Aim of the exercise |
In the listing that follows, count the lines holding the word "fish" and report only that number.

## Start

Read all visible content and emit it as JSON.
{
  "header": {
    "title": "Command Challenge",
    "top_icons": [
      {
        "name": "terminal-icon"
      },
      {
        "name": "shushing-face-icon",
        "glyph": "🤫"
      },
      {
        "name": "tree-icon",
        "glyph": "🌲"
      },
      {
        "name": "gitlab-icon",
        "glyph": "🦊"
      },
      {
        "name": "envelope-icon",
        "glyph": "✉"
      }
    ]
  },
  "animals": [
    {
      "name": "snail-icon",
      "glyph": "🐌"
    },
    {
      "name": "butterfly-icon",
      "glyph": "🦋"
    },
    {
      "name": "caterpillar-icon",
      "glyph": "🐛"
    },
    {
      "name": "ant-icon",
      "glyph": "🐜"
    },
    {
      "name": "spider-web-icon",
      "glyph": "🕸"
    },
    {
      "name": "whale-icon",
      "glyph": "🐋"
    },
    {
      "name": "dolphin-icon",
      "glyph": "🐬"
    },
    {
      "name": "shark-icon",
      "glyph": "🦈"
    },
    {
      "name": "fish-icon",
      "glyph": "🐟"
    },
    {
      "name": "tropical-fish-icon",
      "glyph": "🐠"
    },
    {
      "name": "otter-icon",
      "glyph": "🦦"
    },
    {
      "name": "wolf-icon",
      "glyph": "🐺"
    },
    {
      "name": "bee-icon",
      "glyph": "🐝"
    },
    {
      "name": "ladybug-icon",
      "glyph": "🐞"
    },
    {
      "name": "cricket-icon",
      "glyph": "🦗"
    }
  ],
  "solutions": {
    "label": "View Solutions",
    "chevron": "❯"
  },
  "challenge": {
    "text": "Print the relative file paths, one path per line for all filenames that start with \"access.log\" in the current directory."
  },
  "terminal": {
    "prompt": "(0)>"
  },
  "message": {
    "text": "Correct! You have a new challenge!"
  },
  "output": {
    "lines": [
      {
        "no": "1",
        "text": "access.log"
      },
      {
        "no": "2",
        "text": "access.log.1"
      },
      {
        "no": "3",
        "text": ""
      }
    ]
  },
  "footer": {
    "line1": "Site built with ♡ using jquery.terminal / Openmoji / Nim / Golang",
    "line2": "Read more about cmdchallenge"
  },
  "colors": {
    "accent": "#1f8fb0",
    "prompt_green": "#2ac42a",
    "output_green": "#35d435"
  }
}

## End

Result of this task |
2